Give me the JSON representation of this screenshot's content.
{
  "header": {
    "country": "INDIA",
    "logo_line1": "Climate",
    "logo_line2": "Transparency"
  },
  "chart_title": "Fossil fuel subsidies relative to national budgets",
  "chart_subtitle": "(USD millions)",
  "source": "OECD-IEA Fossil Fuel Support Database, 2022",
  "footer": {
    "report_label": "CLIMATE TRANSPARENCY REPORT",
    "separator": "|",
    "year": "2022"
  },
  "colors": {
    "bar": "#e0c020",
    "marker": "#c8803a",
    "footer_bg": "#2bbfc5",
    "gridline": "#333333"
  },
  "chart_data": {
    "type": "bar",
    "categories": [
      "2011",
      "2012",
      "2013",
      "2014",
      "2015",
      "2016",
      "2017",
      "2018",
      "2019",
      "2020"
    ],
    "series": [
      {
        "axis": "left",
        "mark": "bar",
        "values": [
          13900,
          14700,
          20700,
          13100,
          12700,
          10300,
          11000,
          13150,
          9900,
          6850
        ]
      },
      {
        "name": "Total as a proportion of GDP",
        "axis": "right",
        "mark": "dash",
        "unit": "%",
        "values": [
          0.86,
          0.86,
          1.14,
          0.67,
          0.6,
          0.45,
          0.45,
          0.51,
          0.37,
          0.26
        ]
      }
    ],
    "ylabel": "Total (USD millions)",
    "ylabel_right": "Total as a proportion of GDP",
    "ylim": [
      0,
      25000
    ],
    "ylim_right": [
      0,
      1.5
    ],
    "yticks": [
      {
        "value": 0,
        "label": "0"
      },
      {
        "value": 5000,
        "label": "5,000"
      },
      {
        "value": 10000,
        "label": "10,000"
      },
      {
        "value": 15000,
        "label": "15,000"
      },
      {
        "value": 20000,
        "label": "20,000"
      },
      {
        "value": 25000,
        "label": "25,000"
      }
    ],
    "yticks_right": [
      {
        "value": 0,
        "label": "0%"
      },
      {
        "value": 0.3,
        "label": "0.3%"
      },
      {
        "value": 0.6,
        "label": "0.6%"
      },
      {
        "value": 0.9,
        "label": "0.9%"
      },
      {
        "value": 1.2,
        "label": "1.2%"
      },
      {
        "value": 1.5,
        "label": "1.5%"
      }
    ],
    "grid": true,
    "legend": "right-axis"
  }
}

..........

## GIVEN INSTRUCTION
All of the material must be reproduced exactly.

## ANSWER FOR THE TASK
Give me the JSON representation of this screenshot's content.
{
  "header": {
    "country": "INDIA",
    "logo_line1": "Climate",
    "logo_line2": "Transparency"
  },
  "chart_title": "Fossil fuel subsidies relative to national budgets",
  "chart_subtitle": "(USD millions)",
  "source": "OECD-IEA Fossil Fuel Support Database, 2022",
  "footer": {
    "report_label": "CLIMATE TRANSPARENCY REPORT",
    "separator": "|",
    "year": "2022"
  },
  "colors": {
    "bar": "#e0c020",
    "marker": "#c8803a",
    "footer_bg": "#2bbfc5",
    "gridline": "#333333"
  },
  "chart_data": {
    "type": "bar",
    "categories": [
      "2011",
      "2012",
      "2013",
      "2014",
      "2015",
      "2016",
      "2017",
      "2018",
      "2019",
      "2020"
    ],
    "series": [
      {
        "axis": "left",
        "mark": "bar",
        "values": [
          13900,
          14700,
          20700,
          13100,
          12700,
          10300,
          11000,
          13150,
          9900,
          6850
        ]
      },
      {
        "name": "Total as a proportion of GDP",
        "axis": "right",
        "mark": "dash",
        "unit": "%",
        "values": [
          0.86,
          0.86,
          1.14,
          0.67,
          0.6,
          0.45,
          0.45,
          0.51,
          0.37,
          0.26
        ]
      }
    ],
    "ylabel": "Total (USD millions)",
    "ylabel_right": "Total as a proportion of GDP",
    "ylim": [
      0,
      25000
    ],
    "ylim_right": [
      0,
      1.5
    ],
    "yticks": [
      {
        "value": 0,
        "label": "0"
      },
      {
        "value": 5000,
        "label": "5,000"
      },
      {
        "value": 10000,
        "label": "10,000"
      },
      {
        "value": 15000,
        "label": "15,000"
      },
      {
        "value": 20000,
        "label": "20,000"
      },
      {
        "value": 25000,
        "label": "25,000"
      }
    ],
    "yticks_right": [
      {
        "value": 0,
        "label": "0%"
      },
      {
        "value": 0.3,
        "label": "0.3%"
      },
      {
        "value": 0.6,
        "label": "0.6%"
      },
      {
        "value": 0.9,
        "label": "0.9%"
      },
      {
        "value": 1.2,
        "label": "1.2%"
      },
      {
        "value": 1.5,
        "label": "1.5%"
      }
    ],
    "grid": true,
    "legend": "right-axis"
  }
}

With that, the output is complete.